> _Items from a figure collection_:
•••
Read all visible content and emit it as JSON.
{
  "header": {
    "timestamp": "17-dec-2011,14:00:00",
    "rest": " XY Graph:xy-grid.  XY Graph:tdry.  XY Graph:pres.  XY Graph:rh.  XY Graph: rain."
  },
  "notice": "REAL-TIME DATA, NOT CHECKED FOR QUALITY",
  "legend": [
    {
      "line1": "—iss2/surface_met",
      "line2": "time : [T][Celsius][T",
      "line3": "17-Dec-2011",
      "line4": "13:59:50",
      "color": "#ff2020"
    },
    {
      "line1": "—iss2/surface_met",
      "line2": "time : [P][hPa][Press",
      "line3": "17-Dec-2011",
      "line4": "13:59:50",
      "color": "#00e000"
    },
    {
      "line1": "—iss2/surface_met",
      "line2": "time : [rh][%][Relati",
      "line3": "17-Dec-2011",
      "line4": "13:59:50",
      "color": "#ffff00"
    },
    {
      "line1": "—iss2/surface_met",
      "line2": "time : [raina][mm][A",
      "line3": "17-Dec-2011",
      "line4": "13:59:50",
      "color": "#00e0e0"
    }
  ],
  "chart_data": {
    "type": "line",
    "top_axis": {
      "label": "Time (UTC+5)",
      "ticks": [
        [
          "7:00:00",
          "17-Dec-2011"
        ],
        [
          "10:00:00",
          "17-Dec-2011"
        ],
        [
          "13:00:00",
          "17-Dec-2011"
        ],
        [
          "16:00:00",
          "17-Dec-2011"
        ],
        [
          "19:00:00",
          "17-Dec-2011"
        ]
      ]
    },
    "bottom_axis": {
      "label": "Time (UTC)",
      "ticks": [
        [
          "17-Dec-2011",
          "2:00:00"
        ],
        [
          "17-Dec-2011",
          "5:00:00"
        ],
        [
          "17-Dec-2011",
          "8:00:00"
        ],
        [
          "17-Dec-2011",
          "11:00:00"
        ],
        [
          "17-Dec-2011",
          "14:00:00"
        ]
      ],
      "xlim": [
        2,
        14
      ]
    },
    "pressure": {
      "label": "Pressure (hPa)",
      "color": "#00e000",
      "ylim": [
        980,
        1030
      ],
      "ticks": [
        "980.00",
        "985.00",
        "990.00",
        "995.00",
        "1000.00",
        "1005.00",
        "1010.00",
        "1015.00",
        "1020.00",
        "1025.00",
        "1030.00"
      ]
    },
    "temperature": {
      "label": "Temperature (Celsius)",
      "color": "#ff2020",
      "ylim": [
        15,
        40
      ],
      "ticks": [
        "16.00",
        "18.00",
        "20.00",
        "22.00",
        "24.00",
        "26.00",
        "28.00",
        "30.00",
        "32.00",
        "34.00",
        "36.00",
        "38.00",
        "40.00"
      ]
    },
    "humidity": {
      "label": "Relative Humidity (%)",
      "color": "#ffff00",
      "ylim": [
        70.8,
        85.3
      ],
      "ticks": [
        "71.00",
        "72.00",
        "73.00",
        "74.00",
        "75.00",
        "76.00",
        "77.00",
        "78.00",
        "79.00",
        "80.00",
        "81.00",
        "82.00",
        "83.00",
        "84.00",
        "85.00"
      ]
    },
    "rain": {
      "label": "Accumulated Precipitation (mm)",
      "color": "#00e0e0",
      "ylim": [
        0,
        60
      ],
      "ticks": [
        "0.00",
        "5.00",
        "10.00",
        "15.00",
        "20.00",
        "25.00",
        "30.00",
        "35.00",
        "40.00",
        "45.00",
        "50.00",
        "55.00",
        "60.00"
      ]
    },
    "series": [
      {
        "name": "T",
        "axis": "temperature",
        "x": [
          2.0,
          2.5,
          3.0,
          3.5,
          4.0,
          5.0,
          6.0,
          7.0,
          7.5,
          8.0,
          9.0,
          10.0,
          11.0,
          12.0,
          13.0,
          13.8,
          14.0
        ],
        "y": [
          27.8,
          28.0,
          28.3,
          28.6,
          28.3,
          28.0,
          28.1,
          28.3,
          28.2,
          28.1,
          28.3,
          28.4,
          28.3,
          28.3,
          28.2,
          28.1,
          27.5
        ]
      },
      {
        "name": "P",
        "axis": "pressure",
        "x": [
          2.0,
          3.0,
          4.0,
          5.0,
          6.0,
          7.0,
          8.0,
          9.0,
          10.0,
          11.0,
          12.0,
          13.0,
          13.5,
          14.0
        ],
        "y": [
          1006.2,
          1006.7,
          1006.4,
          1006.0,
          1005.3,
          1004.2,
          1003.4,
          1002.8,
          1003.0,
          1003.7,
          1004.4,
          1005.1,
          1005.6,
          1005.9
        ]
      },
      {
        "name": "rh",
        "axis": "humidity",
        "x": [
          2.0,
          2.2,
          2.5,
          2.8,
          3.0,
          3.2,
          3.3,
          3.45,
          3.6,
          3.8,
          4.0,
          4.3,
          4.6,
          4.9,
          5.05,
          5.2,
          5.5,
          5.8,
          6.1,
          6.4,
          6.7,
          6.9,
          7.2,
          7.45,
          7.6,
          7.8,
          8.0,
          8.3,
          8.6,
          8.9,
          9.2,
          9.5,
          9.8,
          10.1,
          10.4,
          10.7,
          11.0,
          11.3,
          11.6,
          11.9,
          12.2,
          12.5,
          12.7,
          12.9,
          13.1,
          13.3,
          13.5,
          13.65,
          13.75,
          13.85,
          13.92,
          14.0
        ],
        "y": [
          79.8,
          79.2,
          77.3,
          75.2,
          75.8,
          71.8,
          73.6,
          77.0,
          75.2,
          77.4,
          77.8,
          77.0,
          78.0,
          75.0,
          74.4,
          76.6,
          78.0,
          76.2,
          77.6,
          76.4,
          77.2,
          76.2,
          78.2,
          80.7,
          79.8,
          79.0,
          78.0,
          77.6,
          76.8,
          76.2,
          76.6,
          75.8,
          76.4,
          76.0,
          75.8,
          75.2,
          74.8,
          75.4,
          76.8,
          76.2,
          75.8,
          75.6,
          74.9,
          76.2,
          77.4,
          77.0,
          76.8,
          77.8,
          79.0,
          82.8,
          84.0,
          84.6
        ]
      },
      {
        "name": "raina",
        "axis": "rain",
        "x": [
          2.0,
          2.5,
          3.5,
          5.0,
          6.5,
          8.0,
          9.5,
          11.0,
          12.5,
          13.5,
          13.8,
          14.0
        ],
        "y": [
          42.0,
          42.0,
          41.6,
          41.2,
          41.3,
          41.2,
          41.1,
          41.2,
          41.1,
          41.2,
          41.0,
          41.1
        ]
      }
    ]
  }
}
•••
> _Given instruction_: Extract every record and return it verbatim.

> _The answer_:
Read all visible content and emit it as JSON.
{
  "header": {
    "timestamp": "17-dec-2011,14:00:00",
    "rest": " XY Graph:xy-grid.  XY Graph:tdry.  XY Graph:pres.  XY Graph:rh.  XY Graph: rain."
  },
  "notice": "REAL-TIME DATA, NOT CHECKED FOR QUALITY",
  "legend": [
    {
      "line1": "—iss2/surface_met",
      "line2": "time : [T][Celsius][T",
      "line3": "17-Dec-2011",
      "line4": "13:59:50",
      "color": "#ff2020"
    },
    {
      "line1": "—iss2/surface_met",
      "line2": "time : [P][hPa][Press",
      "line3": "17-Dec-2011",
      "line4": "13:59:50",
      "color": "#00e000"
    },
    {
      "line1": "—iss2/surface_met",
      "line2": "time : [rh][%][Relati",
      "line3": "17-Dec-2011",
      "line4": "13:59:50",
      "color": "#ffff00"
    },
    {
      "line1": "—iss2/surface_met",
      "line2": "time : [raina][mm][A",
      "line3": "17-Dec-2011",
      "line4": "13:59:50",
      "color": "#00e0e0"
    }
  ],
  "chart_data": {
    "type": "line",
    "top_axis": {
      "label": "Time (UTC+5)",
      "ticks": [
        [
          "7:00:00",
          "17-Dec-2011"
        ],
        [
          "10:00:00",
          "17-Dec-2011"
        ],
        [
          "13:00:00",
          "17-Dec-2011"
        ],
        [
          "16:00:00",
          "17-Dec-2011"
        ],
        [
          "19:00:00",
          "17-Dec-2011"
        ]
      ]
    },
    "bottom_axis": {
      "label": "Time (UTC)",
      "ticks": [
        [
          "17-Dec-2011",
          "2:00:00"
        ],
        [
          "17-Dec-2011",
          "5:00:00"
        ],
        [
          "17-Dec-2011",
          "8:00:00"
        ],
        [
          "17-Dec-2011",
          "11:00:00"
        ],
        [
          "17-Dec-2011",
          "14:00:00"
        ]
      ],
      "xlim": [
        2,
        14
      ]
    },
    "pressure": {
      "label": "Pressure (hPa)",
      "color": "#00e000",
      "ylim": [
        980,
        1030
      ],
      "ticks": [
        "980.00",
        "985.00",
        "990.00",
        "995.00",
        "1000.00",
        "1005.00",
        "1010.00",
        "1015.00",
        "1020.00",
        "1025.00",
        "1030.00"
      ]
    },
    "temperature": {
      "label": "Temperature (Celsius)",
      "color": "#ff2020",
      "ylim": [
        15,
        40
      ],
      "ticks": [
        "16.00",
        "18.00",
        "20.00",
        "22.00",
        "24.00",
        "26.00",
        "28.00",
        "30.00",
        "32.00",
        "34.00",
        "36.00",
        "38.00",
        "40.00"
      ]
    },
    "humidity": {
      "label": "Relative Humidity (%)",
      "color": "#ffff00",
      "ylim": [
        70.8,
        85.3
      ],
      "ticks": [
        "71.00",
        "72.00",
        "73.00",
        "74.00",
        "75.00",
        "76.00",
        "77.00",
        "78.00",
        "79.00",
        "80.00",
        "81.00",
        "82.00",
        "83.00",
        "84.00",
        "85.00"
      ]
    },
    "rain": {
      "label": "Accumulated Precipitation (mm)",
      "color": "#00e0e0",
      "ylim": [
        0,
        60
      ],
      "ticks": [
        "0.00",
        "5.00",
        "10.00",
        "15.00",
        "20.00",
        "25.00",
        "30.00",
        "35.00",
        "40.00",
        "45.00",
        "50.00",
        "55.00",
        "60.00"
      ]
    },
    "series": [
      {
        "name": "T",
        "axis": "temperature",
        "x": [
          2.0,
          2.5,
          3.0,
          3.5,
          4.0,
          5.0,
          6.0,
          7.0,
          7.5,
          8.0,
          9.0,
          10.0,
          11.0,
          12.0,
          13.0,
          13.8,
          14.0
        ],
        "y": [
          27.8,
          28.0,
          28.3,
          28.6,
          28.3,
          28.0,
          28.1,
          28.3,
          28.2,
          28.1,
          28.3,
          28.4,
          28.3,
          28.3,
          28.2,
          28.1,
          27.5
        ]
      },
      {
        "name": "P",
        "axis": "pressure",
        "x": [
          2.0,
          3.0,
          4.0,
          5.0,
          6.0,
          7.0,
          8.0,
          9.0,
          10.0,
          11.0,
          12.0,
          13.0,
          13.5,
          14.0
        ],
        "y": [
          1006.2,
          1006.7,
          1006.4,
          1006.0,
          1005.3,
          1004.2,
          1003.4,
          1002.8,
          1003.0,
          1003.7,
          1004.4,
          1005.1,
          1005.6,
          1005.9
        ]
      },
      {
        "name": "rh",
        "axis": "humidity",
        "x": [
          2.0,
          2.2,
          2.5,
          2.8,
          3.0,
          3.2,
          3.3,
          3.45,
          3.6,
          3.8,
          4.0,
          4.3,
          4.6,
          4.9,
          5.05,
          5.2,
          5.5,
          5.8,
          6.1,
          6.4,
          6.7,
          6.9,
          7.2,
          7.45,
          7.6,
          7.8,
          8.0,
          8.3,
          8.6,
          8.9,
          9.2,
          9.5,
          9.8,
          10.1,
          10.4,
          10.7,
          11.0,
          11.3,
          11.6,
          11.9,
          12.2,
          12.5,
          12.7,
          12.9,
          13.1,
          13.3,
          13.5,
          13.65,
          13.75,
          13.85,
          13.92,
          14.0
        ],
        "y": [
          79.8,
          79.2,
          77.3,
          75.2,
          75.8,
          71.8,
          73.6,
          77.0,
          75.2,
          77.4,
          77.8,
          77.0,
          78.0,
          75.0,
          74.4,
          76.6,
          78.0,
          76.2,
          77.6,
          76.4,
          77.2,
          76.2,
          78.2,
          80.7,
          79.8,
          79.0,
          78.0,
          77.6,
          76.8,
          76.2,
          76.6,
          75.8,
          76.4,
          76.0,
          75.8,
          75.2,
          74.8,
          75.4,
          76.8,
          76.2,
          75.8,
          75.6,
          74.9,
          76.2,
          77.4,
          77.0,
          76.8,
          77.8,
          79.0,
          82.8,
          84.0,
          84.6
        ]
      },
      {
        "name": "raina",
        "axis": "rain",
        "x": [
          2.0,
          2.5,
          3.5,
          5.0,
          6.5,
          8.0,
          9.5,
          11.0,
          12.5,
          13.5,
          13.8,
          14.0
        ],
        "y": [
          42.0,
          42.0,
          41.6,
          41.2,
          41.3,
          41.2,
          41.1,
          41.2,
          41.1,
          41.2,
          41.0,
          41.1
        ]
      }
    ]
  }
}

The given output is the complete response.